**EXERCISE REQUIREMENTS:** Send back the entries below exactly as they appear.

(Dataset records)
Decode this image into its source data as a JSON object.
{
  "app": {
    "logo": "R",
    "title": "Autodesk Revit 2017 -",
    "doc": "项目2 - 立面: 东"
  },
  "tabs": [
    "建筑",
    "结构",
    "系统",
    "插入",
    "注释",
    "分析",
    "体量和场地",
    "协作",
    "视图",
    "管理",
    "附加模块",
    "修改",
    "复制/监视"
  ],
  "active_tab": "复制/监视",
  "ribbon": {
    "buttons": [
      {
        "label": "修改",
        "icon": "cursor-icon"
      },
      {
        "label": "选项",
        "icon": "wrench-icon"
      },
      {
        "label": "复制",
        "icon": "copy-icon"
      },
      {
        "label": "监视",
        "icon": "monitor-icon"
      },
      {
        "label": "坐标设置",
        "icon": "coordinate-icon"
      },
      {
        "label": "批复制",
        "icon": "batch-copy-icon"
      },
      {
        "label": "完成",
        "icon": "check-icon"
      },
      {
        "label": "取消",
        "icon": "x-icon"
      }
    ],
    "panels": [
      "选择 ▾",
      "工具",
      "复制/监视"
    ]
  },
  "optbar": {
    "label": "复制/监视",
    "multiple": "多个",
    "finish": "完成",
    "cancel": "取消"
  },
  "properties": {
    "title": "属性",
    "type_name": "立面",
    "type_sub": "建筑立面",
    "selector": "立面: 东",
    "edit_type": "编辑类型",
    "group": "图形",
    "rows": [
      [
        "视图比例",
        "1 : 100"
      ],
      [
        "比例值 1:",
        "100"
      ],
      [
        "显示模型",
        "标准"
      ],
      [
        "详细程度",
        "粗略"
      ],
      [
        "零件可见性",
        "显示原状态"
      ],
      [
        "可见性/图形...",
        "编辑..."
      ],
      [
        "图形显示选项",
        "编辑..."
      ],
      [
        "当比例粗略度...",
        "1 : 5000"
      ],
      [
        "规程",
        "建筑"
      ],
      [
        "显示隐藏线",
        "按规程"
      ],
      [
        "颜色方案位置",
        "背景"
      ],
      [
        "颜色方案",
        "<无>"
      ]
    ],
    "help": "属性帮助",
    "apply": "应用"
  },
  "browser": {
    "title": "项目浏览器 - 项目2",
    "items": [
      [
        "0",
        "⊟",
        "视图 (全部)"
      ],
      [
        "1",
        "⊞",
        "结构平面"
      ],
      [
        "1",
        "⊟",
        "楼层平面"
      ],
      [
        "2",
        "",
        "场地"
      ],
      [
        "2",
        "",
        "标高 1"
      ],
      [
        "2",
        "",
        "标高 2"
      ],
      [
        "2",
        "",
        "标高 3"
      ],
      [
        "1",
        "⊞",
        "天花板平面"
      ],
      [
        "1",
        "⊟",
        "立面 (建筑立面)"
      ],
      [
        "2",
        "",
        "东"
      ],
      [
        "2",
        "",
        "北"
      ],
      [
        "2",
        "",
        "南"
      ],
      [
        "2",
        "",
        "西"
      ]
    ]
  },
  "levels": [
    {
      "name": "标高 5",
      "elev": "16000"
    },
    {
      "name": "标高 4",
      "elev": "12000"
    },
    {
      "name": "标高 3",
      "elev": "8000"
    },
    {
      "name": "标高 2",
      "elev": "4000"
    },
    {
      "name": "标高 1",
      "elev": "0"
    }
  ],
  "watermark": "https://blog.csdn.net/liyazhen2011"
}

**RESULT OF THIS TASK:**
Decode this image into its source data as a JSON object.
{
  "app": {
    "logo": "R",
    "title": "Autodesk Revit 2017 -",
    "doc": "项目2 - 立面: 东"
  },
  "tabs": [
    "建筑",
    "结构",
    "系统",
    "插入",
    "注释",
    "分析",
    "体量和场地",
    "协作",
    "视图",
    "管理",
    "附加模块",
    "修改",
    "复制/监视"
  ],
  "active_tab": "复制/监视",
  "ribbon": {
    "buttons": [
      {
        "label": "修改",
        "icon": "cursor-icon"
      },
      {
        "label": "选项",
        "icon": "wrench-icon"
      },
      {
        "label": "复制",
        "icon": "copy-icon"
      },
      {
        "label": "监视",
        "icon": "monitor-icon"
      },
      {
        "label": "坐标设置",
        "icon": "coordinate-icon"
      },
      {
        "label": "批复制",
        "icon": "batch-copy-icon"
      },
      {
        "label": "完成",
        "icon": "check-icon"
      },
      {
        "label": "取消",
        "icon": "x-icon"
      }
    ],
    "panels": [
      "选择 ▾",
      "工具",
      "复制/监视"
    ]
  },
  "optbar": {
    "label": "复制/监视",
    "multiple": "多个",
    "finish": "完成",
    "cancel": "取消"
  },
  "properties": {
    "title": "属性",
    "type_name": "立面",
    "type_sub": "建筑立面",
    "selector": "立面: 东",
    "edit_type": "编辑类型",
    "group": "图形",
    "rows": [
      [
        "视图比例",
        "1 : 100"
      ],
      [
        "比例值 1:",
        "100"
      ],
      [
        "显示模型",
        "标准"
      ],
      [
        "详细程度",
        "粗略"
      ],
      [
        "零件可见性",
        "显示原状态"
      ],
      [
        "可见性/图形...",
        "编辑..."
      ],
      [
        "图形显示选项",
        "编辑..."
      ],
      [
        "当比例粗略度...",
        "1 : 5000"
      ],
      [
        "规程",
        "建筑"
      ],
      [
        "显示隐藏线",
        "按规程"
      ],
      [
        "颜色方案位置",
        "背景"
      ],
      [
        "颜色方案",
        "<无>"
      ]
    ],
    "help": "属性帮助",
    "apply": "应用"
  },
  "browser": {
    "title": "项目浏览器 - 项目2",
    "items": [
      [
        "0",
        "⊟",
        "视图 (全部)"
      ],
      [
        "1",
        "⊞",
        "结构平面"
      ],
      [
        "1",
        "⊟",
        "楼层平面"
      ],
      [
        "2",
        "",
        "场地"
      ],
      [
        "2",
        "",
        "标高 1"
      ],
      [
        "2",
        "",
        "标高 2"
      ],
      [
        "2",
        "",
        "标高 3"
      ],
      [
        "1",
        "⊞",
        "天花板平面"
      ],
      [
        "1",
        "⊟",
        "立面 (建筑立面)"
      ],
      [
        "2",
        "",
        "东"
      ],
      [
        "2",
        "",
        "北"
      ],
      [
        "2",
        "",
        "南"
      ],
      [
        "2",
        "",
        "西"
      ]
    ]
  },
  "levels": [
    {
      "name": "标高 5",
      "elev": "16000"
    },
    {
      "name": "标高 4",
      "elev": "12000"
    },
    {
      "name": "标高 3",
      "elev": "8000"
    },
    {
      "name": "标高 2",
      "elev": "4000"
    },
    {
      "name": "标高 1",
      "elev": "0"
    }
  ],
  "watermark": "https://blog.csdn.net/liyazhen2011"
}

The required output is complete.